(Extracted data entries)
+++

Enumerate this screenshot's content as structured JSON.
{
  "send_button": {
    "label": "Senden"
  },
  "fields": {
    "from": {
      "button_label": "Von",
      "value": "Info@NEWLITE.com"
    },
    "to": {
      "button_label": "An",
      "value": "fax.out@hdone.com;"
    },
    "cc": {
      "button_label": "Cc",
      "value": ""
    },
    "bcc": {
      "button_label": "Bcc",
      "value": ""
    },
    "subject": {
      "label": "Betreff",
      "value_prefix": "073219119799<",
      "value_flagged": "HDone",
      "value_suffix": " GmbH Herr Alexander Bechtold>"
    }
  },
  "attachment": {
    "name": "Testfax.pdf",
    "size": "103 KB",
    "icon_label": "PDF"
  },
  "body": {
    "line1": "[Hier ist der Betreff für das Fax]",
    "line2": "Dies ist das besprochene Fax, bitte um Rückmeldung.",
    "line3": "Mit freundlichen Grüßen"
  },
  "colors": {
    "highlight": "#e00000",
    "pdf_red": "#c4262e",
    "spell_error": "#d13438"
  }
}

+++

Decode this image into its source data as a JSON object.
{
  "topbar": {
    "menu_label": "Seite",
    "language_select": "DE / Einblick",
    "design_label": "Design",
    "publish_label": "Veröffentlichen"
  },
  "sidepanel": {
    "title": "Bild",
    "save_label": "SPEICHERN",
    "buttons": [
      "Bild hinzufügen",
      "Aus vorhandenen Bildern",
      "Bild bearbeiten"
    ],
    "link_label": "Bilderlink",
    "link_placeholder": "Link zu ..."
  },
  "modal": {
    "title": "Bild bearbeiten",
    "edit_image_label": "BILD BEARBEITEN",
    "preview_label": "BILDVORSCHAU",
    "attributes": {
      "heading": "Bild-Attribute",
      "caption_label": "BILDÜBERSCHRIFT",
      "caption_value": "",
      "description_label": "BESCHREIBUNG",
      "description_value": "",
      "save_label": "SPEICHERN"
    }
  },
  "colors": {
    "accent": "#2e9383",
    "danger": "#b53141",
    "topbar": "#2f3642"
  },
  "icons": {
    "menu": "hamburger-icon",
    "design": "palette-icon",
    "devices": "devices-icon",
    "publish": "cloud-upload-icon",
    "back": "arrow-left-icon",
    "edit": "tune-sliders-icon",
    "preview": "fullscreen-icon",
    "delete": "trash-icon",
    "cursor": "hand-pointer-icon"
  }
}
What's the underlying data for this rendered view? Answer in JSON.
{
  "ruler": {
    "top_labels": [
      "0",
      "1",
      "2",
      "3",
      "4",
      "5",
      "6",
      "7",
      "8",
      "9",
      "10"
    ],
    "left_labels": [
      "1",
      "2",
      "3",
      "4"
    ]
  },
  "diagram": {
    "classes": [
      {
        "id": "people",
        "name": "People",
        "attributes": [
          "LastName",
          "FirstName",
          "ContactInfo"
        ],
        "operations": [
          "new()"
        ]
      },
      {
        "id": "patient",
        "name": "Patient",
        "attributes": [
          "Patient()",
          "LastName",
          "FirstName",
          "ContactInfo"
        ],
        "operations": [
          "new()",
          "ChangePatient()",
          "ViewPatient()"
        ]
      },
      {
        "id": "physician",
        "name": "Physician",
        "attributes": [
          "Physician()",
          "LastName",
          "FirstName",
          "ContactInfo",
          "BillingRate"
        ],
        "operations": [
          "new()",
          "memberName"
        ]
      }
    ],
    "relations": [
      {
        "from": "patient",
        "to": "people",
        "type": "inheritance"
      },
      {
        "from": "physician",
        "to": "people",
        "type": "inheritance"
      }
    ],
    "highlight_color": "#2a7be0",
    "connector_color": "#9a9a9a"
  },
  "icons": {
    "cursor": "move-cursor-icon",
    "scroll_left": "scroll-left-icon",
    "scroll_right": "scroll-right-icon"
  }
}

+++

Find each line with the string "SPEICHERN" and copy it out.

REPLY TO THE TASK:
    "save_label": "SPEICHERN",
      "save_label": "SPEICHERN"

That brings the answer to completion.